### Entries shown

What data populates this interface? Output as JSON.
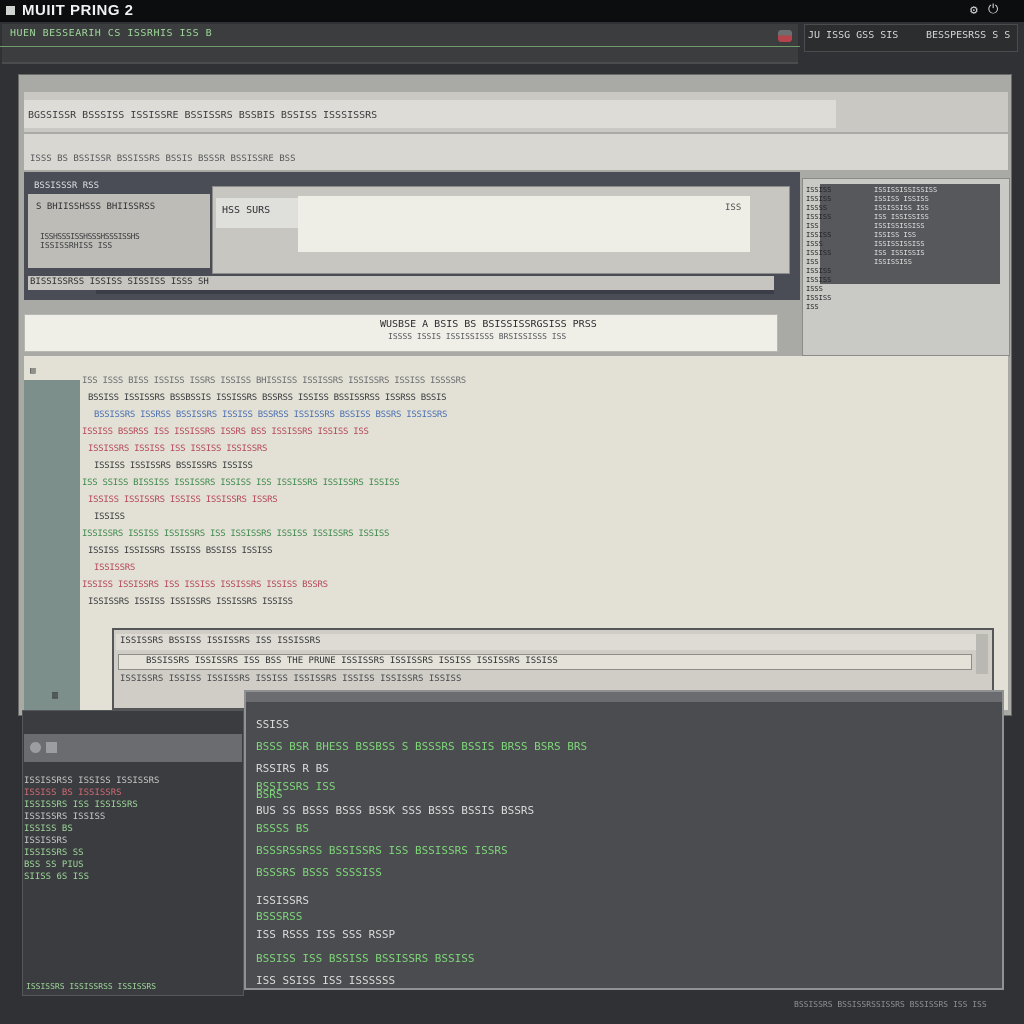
{
  "window": {
    "title": "MUIIT PRING 2",
    "controls": [
      "settings-icon",
      "power-icon"
    ],
    "control_glyphs": [
      "⚙",
      "⏻"
    ]
  },
  "status": {
    "left": "HUEN BESSEARIH  CS  ISSRHIS  ISS  B",
    "right_a": "JU  ISSG  GSS  SIS",
    "right_b": "BESSPESRSS  S  S"
  },
  "header": {
    "line1": "BGSSISSR  BSSSISS  ISSISSRE  BSSISSRS  BSSBIS  BSSISS  ISSSISSRS",
    "line2": "ISSS  BS  BSSISSR  BSSISSRS  BSSIS  BSSSR  BSSISSRE  BSS"
  },
  "slate": {
    "label": "BSSISSSR  RSS",
    "inner": [
      "S BHIISSHSSS BHIISSRSS",
      "ISSHSSSISSHSSSHSSSISSHS",
      "ISSISSRHISS  ISS"
    ],
    "dialog_field": "HSS  SURS",
    "dialog_mark": "ISS",
    "bar": "BISSISSRSS  ISSISS  SISSISS  ISSS  SH"
  },
  "thumb": {
    "col_a": "ISSISS\nISSISS\nISSSS\nISSISS\nISS\nISSISS\nISSS\nISSISS\nISS\nISSISS\nISSISS\nISSS\nISSISS\nISS",
    "col_b": "ISSISSISSISSISS\nISSISS ISSISS\nISSISSISS ISS\nISS ISSISSISS\nISSISSISSISS\nISSISS ISS\nISSISSISSISS\nISS ISSISSIS\nISSISSISS"
  },
  "info": {
    "title": "WUSBSE  A  BSIS  BS  BSISSISSRGSISS  PRSS",
    "sub": "ISSSS  ISSIS  ISSISSISSS  BRSISSISSS  ISS"
  },
  "editor": {
    "gutter_top": "▤",
    "lines": [
      {
        "t": "ISS  ISSS  BISS  ISSISS  ISSRS  ISSISS  BHISSISS  ISSISSRS  ISSISSRS  ISSISS  ISSSSRS",
        "c": "c-dim"
      },
      {
        "t": "BSSISS  ISSISSRS  BSSBSSIS  ISSISSRS  BSSRSS  ISSISS  BSSISSRSS  ISSRSS  BSSIS",
        "c": ""
      },
      {
        "t": "BSSISSRS  ISSRSS  BSSISSRS  ISSISS  BSSRSS  ISSISSRS  BSSISS  BSSRS  ISSISSRS",
        "c": "c-blu"
      },
      {
        "t": "ISSISS  BSSRSS  ISS  ISSISSRS  ISSRS  BSS  ISSISSRS  ISSISS  ISS",
        "c": "c-red"
      },
      {
        "t": "ISSISSRS  ISSISS  ISS  ISSISS  ISSISSRS",
        "c": "c-red"
      },
      {
        "t": "ISSISS  ISSISSRS  BSSISSRS  ISSISS",
        "c": ""
      },
      {
        "t": "ISS  SSISS  BISSISS  ISSISSRS  ISSISS  ISS  ISSISSRS  ISSISSRS  ISSISS",
        "c": "c-grn"
      },
      {
        "t": "ISSISS  ISSISSRS  ISSISS  ISSISSRS  ISSRS",
        "c": "c-red"
      },
      {
        "t": "ISSISS",
        "c": ""
      },
      {
        "t": "ISSISSRS  ISSISS  ISSISSRS  ISS  ISSISSRS  ISSISS  ISSISSRS  ISSISS",
        "c": "c-grn"
      },
      {
        "t": "ISSISS  ISSISSRS  ISSISS  BSSISS  ISSISS",
        "c": ""
      },
      {
        "t": "ISSISSRS",
        "c": "c-red"
      },
      {
        "t": "ISSISS  ISSISSRS  ISS  ISSISS  ISSISSRS  ISSISS  BSSRS",
        "c": "c-red"
      },
      {
        "t": "ISSISSRS  ISSISS  ISSISSRS  ISSISSRS  ISSISS",
        "c": ""
      }
    ],
    "tab_head": "ISSISSRS  BSSISS  ISSISSRS  ISS  ISSISSRS",
    "tab_row1": "BSSISSRS  ISSISSRS  ISS  BSS  THE  PRUNE  ISSISSRS  ISSISSRS  ISSISS  ISSISSRS  ISSISS",
    "tab_row2": "ISSISSRS  ISSISS  ISSISSRS  ISSISS  ISSISSRS  ISSISS  ISSISSRS  ISSISS",
    "gutter_btm": "▥"
  },
  "left_panel": {
    "items": [
      {
        "t": "ISSISSRSS  ISSISS  ISSISSRS",
        "c": "#c9c9c9"
      },
      {
        "t": "ISSISS  BS  ISSISSRS",
        "c": "#d06a72"
      },
      {
        "t": "ISSISSRS  ISS  ISSISSRS",
        "c": "#9fd89a"
      },
      {
        "t": "ISSISSRS  ISSISS",
        "c": "#c9c9c9"
      },
      {
        "t": "ISSISS  BS",
        "c": "#9fd89a"
      },
      {
        "t": "ISSISSRS",
        "c": "#c9c9c9"
      },
      {
        "t": "ISSISSRS  SS",
        "c": "#9fd89a"
      },
      {
        "t": "BSS  SS  PIUS",
        "c": "#9fd89a"
      },
      {
        "t": "SIISS  6S  ISS",
        "c": "#9fd89a"
      }
    ]
  },
  "terminal": {
    "lines": [
      {
        "t": "SSISS",
        "c": "tw"
      },
      {
        "t": "BSSS  BSR  BHESS  BSSBSS  S  BSSSRS  BSSIS  BRSS  BSRS  BRS",
        "c": "tg"
      },
      {
        "t": "  RSSIRS  R  BS",
        "c": "tw"
      },
      {
        "t": "             BSSISSRS  ISS",
        "c": "tg"
      },
      {
        "t": "  BSRS",
        "c": "tg"
      },
      {
        "t": "BUS  SS  BSSS  BSSS  BSSK  SSS  BSSS  BSSIS  BSSRS",
        "c": "tw"
      },
      {
        "t": "BSSSS  BS",
        "c": "tg"
      },
      {
        "t": "BSSSRSSRSS  BSSISSRS  ISS  BSSISSRS  ISSRS",
        "c": "tg"
      },
      {
        "t": "BSSSRS  BSSS  SSSSISS",
        "c": "tg"
      },
      {
        "t": "ISSISSRS",
        "c": "tw"
      },
      {
        "t": "BSSSRSS",
        "c": "tg"
      },
      {
        "t": "ISS  RSSS  ISS  SSS  RSSP",
        "c": "tw"
      },
      {
        "t": "BSSISS  ISS  BSSISS  BSSISSRS  BSSISS",
        "c": "tg"
      },
      {
        "t": "ISS  SSISS  ISS  ISSSSSS",
        "c": "tw"
      }
    ]
  },
  "footer": {
    "left": "ISSISSRS  ISSISSRSS  ISSISSRS",
    "right": "BSSISSRS  BSSISSRSSISSRS  BSSISSRS  ISS  ISS"
  },
  "colors": {
    "accent_green": "#7fd67a",
    "accent_red": "#b4444c",
    "terminal_bg": "#4a4c4f",
    "editor_bg": "#e3e1d5"
  }
}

### What you need to do
Every entry above should be duplicated exactly. Do not include the images.

### Answer for the task
What data populates this interface? Output as JSON.
{
  "window": {
    "title": "MUIIT PRING 2",
    "controls": [
      "settings-icon",
      "power-icon"
    ],
    "control_glyphs": [
      "⚙",
      "⏻"
    ]
  },
  "status": {
    "left": "HUEN BESSEARIH  CS  ISSRHIS  ISS  B",
    "right_a": "JU  ISSG  GSS  SIS",
    "right_b": "BESSPESRSS  S  S"
  },
  "header": {
    "line1": "BGSSISSR  BSSSISS  ISSISSRE  BSSISSRS  BSSBIS  BSSISS  ISSSISSRS",
    "line2": "ISSS  BS  BSSISSR  BSSISSRS  BSSIS  BSSSR  BSSISSRE  BSS"
  },
  "slate": {
    "label": "BSSISSSR  RSS",
    "inner": [
      "S BHIISSHSSS BHIISSRSS",
      "ISSHSSSISSHSSSHSSSISSHS",
      "ISSISSRHISS  ISS"
    ],
    "dialog_field": "HSS  SURS",
    "dialog_mark": "ISS",
    "bar": "BISSISSRSS  ISSISS  SISSISS  ISSS  SH"
  },
  "thumb": {
    "col_a": "ISSISS\nISSISS\nISSSS\nISSISS\nISS\nISSISS\nISSS\nISSISS\nISS\nISSISS\nISSISS\nISSS\nISSISS\nISS",
    "col_b": "ISSISSISSISSISS\nISSISS ISSISS\nISSISSISS ISS\nISS ISSISSISS\nISSISSISSISS\nISSISS ISS\nISSISSISSISS\nISS ISSISSIS\nISSISSISS"
  },
  "info": {
    "title": "WUSBSE  A  BSIS  BS  BSISSISSRGSISS  PRSS",
    "sub": "ISSSS  ISSIS  ISSISSISSS  BRSISSISSS  ISS"
  },
  "editor": {
    "gutter_top": "▤",
    "lines": [
      {
        "t": "ISS  ISSS  BISS  ISSISS  ISSRS  ISSISS  BHISSISS  ISSISSRS  ISSISSRS  ISSISS  ISSSSRS",
        "c": "c-dim"
      },
      {
        "t": "BSSISS  ISSISSRS  BSSBSSIS  ISSISSRS  BSSRSS  ISSISS  BSSISSRSS  ISSRSS  BSSIS",
        "c": ""
      },
      {
        "t": "BSSISSRS  ISSRSS  BSSISSRS  ISSISS  BSSRSS  ISSISSRS  BSSISS  BSSRS  ISSISSRS",
        "c": "c-blu"
      },
      {
        "t": "ISSISS  BSSRSS  ISS  ISSISSRS  ISSRS  BSS  ISSISSRS  ISSISS  ISS",
        "c": "c-red"
      },
      {
        "t": "ISSISSRS  ISSISS  ISS  ISSISS  ISSISSRS",
        "c": "c-red"
      },
      {
        "t": "ISSISS  ISSISSRS  BSSISSRS  ISSISS",
        "c": ""
      },
      {
        "t": "ISS  SSISS  BISSISS  ISSISSRS  ISSISS  ISS  ISSISSRS  ISSISSRS  ISSISS",
        "c": "c-grn"
      },
      {
        "t": "ISSISS  ISSISSRS  ISSISS  ISSISSRS  ISSRS",
        "c": "c-red"
      },
      {
        "t": "ISSISS",
        "c": ""
      },
      {
        "t": "ISSISSRS  ISSISS  ISSISSRS  ISS  ISSISSRS  ISSISS  ISSISSRS  ISSISS",
        "c": "c-grn"
      },
      {
        "t": "ISSISS  ISSISSRS  ISSISS  BSSISS  ISSISS",
        "c": ""
      },
      {
        "t": "ISSISSRS",
        "c": "c-red"
      },
      {
        "t": "ISSISS  ISSISSRS  ISS  ISSISS  ISSISSRS  ISSISS  BSSRS",
        "c": "c-red"
      },
      {
        "t": "ISSISSRS  ISSISS  ISSISSRS  ISSISSRS  ISSISS",
        "c": ""
      }
    ],
    "tab_head": "ISSISSRS  BSSISS  ISSISSRS  ISS  ISSISSRS",
    "tab_row1": "BSSISSRS  ISSISSRS  ISS  BSS  THE  PRUNE  ISSISSRS  ISSISSRS  ISSISS  ISSISSRS  ISSISS",
    "tab_row2": "ISSISSRS  ISSISS  ISSISSRS  ISSISS  ISSISSRS  ISSISS  ISSISSRS  ISSISS",
    "gutter_btm": "▥"
  },
  "left_panel": {
    "items": [
      {
        "t": "ISSISSRSS  ISSISS  ISSISSRS",
        "c": "#c9c9c9"
      },
      {
        "t": "ISSISS  BS  ISSISSRS",
        "c": "#d06a72"
      },
      {
        "t": "ISSISSRS  ISS  ISSISSRS",
        "c": "#9fd89a"
      },
      {
        "t": "ISSISSRS  ISSISS",
        "c": "#c9c9c9"
      },
      {
        "t": "ISSISS  BS",
        "c": "#9fd89a"
      },
      {
        "t": "ISSISSRS",
        "c": "#c9c9c9"
      },
      {
        "t": "ISSISSRS  SS",
        "c": "#9fd89a"
      },
      {
        "t": "BSS  SS  PIUS",
        "c": "#9fd89a"
      },
      {
        "t": "SIISS  6S  ISS",
        "c": "#9fd89a"
      }
    ]
  },
  "terminal": {
    "lines": [
      {
        "t": "SSISS",
        "c": "tw"
      },
      {
        "t": "BSSS  BSR  BHESS  BSSBSS  S  BSSSRS  BSSIS  BRSS  BSRS  BRS",
        "c": "tg"
      },
      {
        "t": "  RSSIRS  R  BS",
        "c": "tw"
      },
      {
        "t": "             BSSISSRS  ISS",
        "c": "tg"
      },
      {
        "t": "  BSRS",
        "c": "tg"
      },
      {
        "t": "BUS  SS  BSSS  BSSS  BSSK  SSS  BSSS  BSSIS  BSSRS",
        "c": "tw"
      },
      {
        "t": "BSSSS  BS",
        "c": "tg"
      },
      {
        "t": "BSSSRSSRSS  BSSISSRS  ISS  BSSISSRS  ISSRS",
        "c": "tg"
      },
      {
        "t": "BSSSRS  BSSS  SSSSISS",
        "c": "tg"
      },
      {
        "t": "ISSISSRS",
        "c": "tw"
      },
      {
        "t": "BSSSRSS",
        "c": "tg"
      },
      {
        "t": "ISS  RSSS  ISS  SSS  RSSP",
        "c": "tw"
      },
      {
        "t": "BSSISS  ISS  BSSISS  BSSISSRS  BSSISS",
        "c": "tg"
      },
      {
        "t": "ISS  SSISS  ISS  ISSSSSS",
        "c": "tw"
      }
    ]
  },
  "footer": {
    "left": "ISSISSRS  ISSISSRSS  ISSISSRS",
    "right": "BSSISSRS  BSSISSRSSISSRS  BSSISSRS  ISS  ISS"
  },
  "colors": {
    "accent_green": "#7fd67a",
    "accent_red": "#b4444c",
    "terminal_bg": "#4a4c4f",
    "editor_bg": "#e3e1d5"
  }
}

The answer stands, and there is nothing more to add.